Say how many lines include "JSON", with no words around the number.
::::
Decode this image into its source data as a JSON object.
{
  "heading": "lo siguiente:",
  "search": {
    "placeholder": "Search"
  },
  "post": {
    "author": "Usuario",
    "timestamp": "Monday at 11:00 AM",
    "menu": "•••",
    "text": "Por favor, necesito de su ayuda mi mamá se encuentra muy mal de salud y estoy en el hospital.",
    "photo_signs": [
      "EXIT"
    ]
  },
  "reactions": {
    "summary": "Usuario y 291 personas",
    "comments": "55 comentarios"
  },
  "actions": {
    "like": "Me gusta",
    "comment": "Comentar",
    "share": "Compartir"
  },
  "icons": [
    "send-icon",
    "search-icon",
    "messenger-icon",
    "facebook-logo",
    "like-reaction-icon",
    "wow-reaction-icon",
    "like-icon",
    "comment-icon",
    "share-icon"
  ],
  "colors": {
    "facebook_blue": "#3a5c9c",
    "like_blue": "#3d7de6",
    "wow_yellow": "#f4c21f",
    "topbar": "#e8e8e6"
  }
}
::::
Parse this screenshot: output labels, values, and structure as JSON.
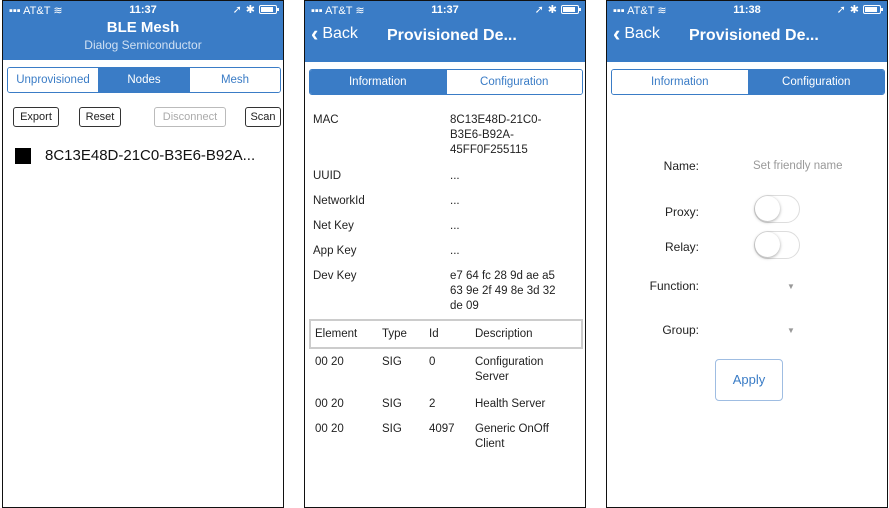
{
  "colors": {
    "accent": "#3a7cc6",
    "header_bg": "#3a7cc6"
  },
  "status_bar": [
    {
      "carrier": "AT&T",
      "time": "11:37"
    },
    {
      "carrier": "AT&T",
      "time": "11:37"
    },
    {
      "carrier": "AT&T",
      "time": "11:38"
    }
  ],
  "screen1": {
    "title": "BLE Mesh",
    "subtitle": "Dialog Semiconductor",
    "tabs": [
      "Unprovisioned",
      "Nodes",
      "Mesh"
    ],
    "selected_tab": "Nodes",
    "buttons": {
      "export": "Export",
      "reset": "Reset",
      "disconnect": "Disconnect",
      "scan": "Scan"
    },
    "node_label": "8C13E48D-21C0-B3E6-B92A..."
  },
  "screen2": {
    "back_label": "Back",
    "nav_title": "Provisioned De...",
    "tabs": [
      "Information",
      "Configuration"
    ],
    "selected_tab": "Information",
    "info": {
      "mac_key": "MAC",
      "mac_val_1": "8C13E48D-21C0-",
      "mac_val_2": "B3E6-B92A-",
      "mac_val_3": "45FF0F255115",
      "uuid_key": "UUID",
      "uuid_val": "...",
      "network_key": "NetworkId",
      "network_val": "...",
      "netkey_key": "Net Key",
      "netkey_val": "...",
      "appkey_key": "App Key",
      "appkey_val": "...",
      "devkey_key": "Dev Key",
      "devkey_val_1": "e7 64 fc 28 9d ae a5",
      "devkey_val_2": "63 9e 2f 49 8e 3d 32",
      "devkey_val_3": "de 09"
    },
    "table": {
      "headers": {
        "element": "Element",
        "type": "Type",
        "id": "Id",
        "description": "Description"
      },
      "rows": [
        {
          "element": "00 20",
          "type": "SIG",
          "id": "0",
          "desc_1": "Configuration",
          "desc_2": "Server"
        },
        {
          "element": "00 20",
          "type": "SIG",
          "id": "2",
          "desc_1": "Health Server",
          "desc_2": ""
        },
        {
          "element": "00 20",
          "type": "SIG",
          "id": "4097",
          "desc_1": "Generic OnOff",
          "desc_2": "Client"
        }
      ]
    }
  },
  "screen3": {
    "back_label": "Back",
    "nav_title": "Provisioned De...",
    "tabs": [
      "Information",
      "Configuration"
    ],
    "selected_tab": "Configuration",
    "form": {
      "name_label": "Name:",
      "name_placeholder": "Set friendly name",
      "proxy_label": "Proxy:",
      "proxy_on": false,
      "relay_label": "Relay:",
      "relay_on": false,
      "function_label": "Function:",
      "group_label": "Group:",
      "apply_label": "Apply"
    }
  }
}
::::
## COMPLETE RESPONSE
2